Data entries
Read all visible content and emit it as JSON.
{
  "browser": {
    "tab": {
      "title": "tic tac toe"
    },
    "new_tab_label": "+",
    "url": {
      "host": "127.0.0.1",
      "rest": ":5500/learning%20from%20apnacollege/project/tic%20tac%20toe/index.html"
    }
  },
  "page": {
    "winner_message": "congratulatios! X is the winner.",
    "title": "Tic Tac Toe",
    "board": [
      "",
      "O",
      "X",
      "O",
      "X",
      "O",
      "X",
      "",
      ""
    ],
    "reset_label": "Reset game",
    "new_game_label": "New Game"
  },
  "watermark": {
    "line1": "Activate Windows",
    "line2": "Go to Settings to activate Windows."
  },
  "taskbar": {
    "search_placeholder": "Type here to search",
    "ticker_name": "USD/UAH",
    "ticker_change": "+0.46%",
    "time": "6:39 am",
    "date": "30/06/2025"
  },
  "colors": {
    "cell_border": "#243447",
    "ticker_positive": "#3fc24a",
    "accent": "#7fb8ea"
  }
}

(WHAT YOU HAVE TO DO): Your task is to extract all of the records exactly.

(EXERCISE ANSWER):
Read all visible content and emit it as JSON.
{
  "browser": {
    "tab": {
      "title": "tic tac toe"
    },
    "new_tab_label": "+",
    "url": {
      "host": "127.0.0.1",
      "rest": ":5500/learning%20from%20apnacollege/project/tic%20tac%20toe/index.html"
    }
  },
  "page": {
    "winner_message": "congratulatios! X is the winner.",
    "title": "Tic Tac Toe",
    "board": [
      "",
      "O",
      "X",
      "O",
      "X",
      "O",
      "X",
      "",
      ""
    ],
    "reset_label": "Reset game",
    "new_game_label": "New Game"
  },
  "watermark": {
    "line1": "Activate Windows",
    "line2": "Go to Settings to activate Windows."
  },
  "taskbar": {
    "search_placeholder": "Type here to search",
    "ticker_name": "USD/UAH",
    "ticker_change": "+0.46%",
    "time": "6:39 am",
    "date": "30/06/2025"
  },
  "colors": {
    "cell_border": "#243447",
    "ticker_positive": "#3fc24a",
    "accent": "#7fb8ea"
  }
}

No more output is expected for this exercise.